- _EXERCISE BRIEF_:
Each line containing the word "выплаты" must be reported.

- _DATA IN THIS EXERCISE_:
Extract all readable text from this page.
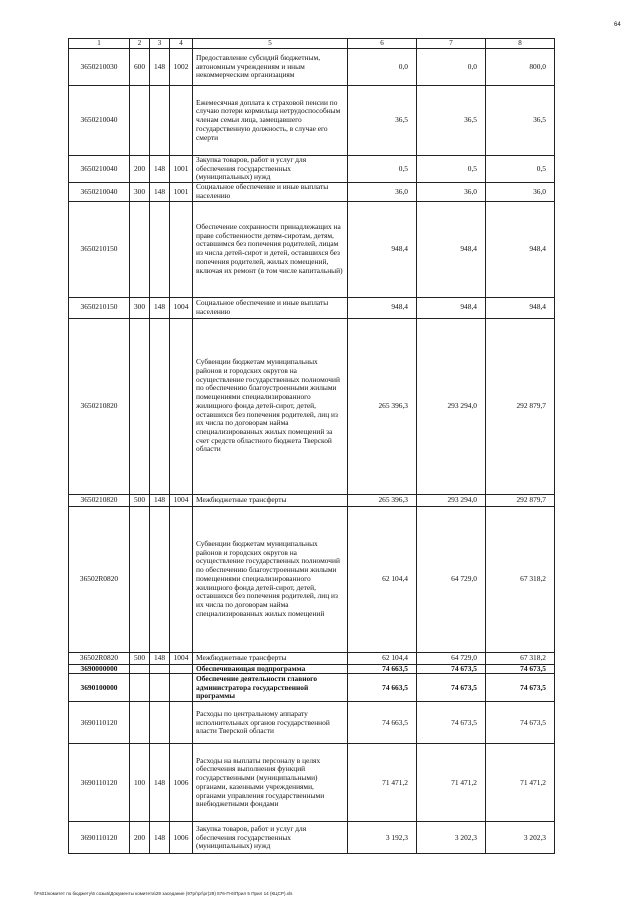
64
1	2	3	4	5	6	7	8
3650210030	600	148	1002	Предоставление субсидий бюджетным, автономным учреждениям и иным некоммерческим организациям	0,0	0,0	800,0
3650210040				Ежемесячная доплата к страховой пенсии по случаю потери кормильца нетрудоспособным членам семьи лица, замещавшего государственную должность, в случае его смерти	36,5	36,5	36,5
3650210040	200	148	1001	Закупка товаров, работ и услуг для обеспечения государственных (муниципальных) нужд	0,5	0,5	0,5
3650210040	300	148	1001	Социальное обеспечение и иные выплаты населению	36,0	36,0	36,0
3650210150				Обеспечение сохранности принадлежащих на праве собственности детям-сиротам, детям, оставшимся без попечения родителей, лицам из числа детей-сирот и детей, оставшихся без попечения родителей, жилых помещений, включая их ремонт (в том числе капитальный)	948,4	948,4	948,4
3650210150	300	148	1004	Социальное обеспечение и иные выплаты населению	948,4	948,4	948,4
3650210820				Субвенции бюджетам муниципальных районов и городских округов на осуществление государственных полномочий по обеспечению благоустроенными жилыми помещениями специализированного жилищного фонда детей-сирот, детей, оставшихся без попечения родителей, лиц из их числа по договорам найма специализированных жилых помещений за счет средств областного бюджета Тверской области	265 396,3	293 294,0	292 879,7
3650210820	500	148	1004	Межбюджетные трансферты	265 396,3	293 294,0	292 879,7
36502R0820				Субвенции бюджетам муниципальных районов и городских округов на осуществление государственных полномочий по обеспечению благоустроенными жилыми помещениями специализированного жилищного фонда детей-сирот, детей, оставшихся без попечения родителей, лиц из их числа по договорам найма специализированных жилых помещений	62 104,4	64 729,0	67 318,2
36502R0820	500	148	1004	Межбюджетные трансферты	62 104,4	64 729,0	67 318,2
3690000000				Обеспечивающая подпрограмма	74 663,5	74 673,5	74 673,5
3690100000				Обеспечение деятельности главного администратора государственной программы	74 663,5	74 673,5	74 673,5
3690110120				Расходы по центральному аппарату исполнительных органов государственной власти Тверской области	74 663,5	74 673,5	74 673,5
3690110120	100	148	1006	Расходы на выплаты персоналу в целях обеспечения выполнения функций государственными (муниципальными) органами, казенными учреждениями, органами управления государственными внебюджетными фондами	71 471,2	71 471,2	71 471,2
3690110120	200	148	1006	Закупка товаров, работ и услуг для обеспечения государственных (муниципальных) нужд	3 192,3	3 202,3	3 202,3
\\Fs01\комитет по бюджету\6 созыв\Документы комитета\29 заседание (97рг\рг\рг(29) 576-П-6\Прил 5 Прил 14 (КЦСР).xls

- _FINISHED EXERCISE_:
3650210040	300	148	1001	Социальное обеспечение и иные выплаты населению	36,0	36,0	36,0
3650210150	300	148	1004	Социальное обеспечение и иные выплаты населению	948,4	948,4	948,4
3690110120	100	148	1006	Расходы на выплаты персоналу в целях обеспечения выполнения функций государственными (муниципальными) органами, казенными учреждениями, органами управления государственными внебюджетными фондами	71 471,2	71 471,2	71 471,2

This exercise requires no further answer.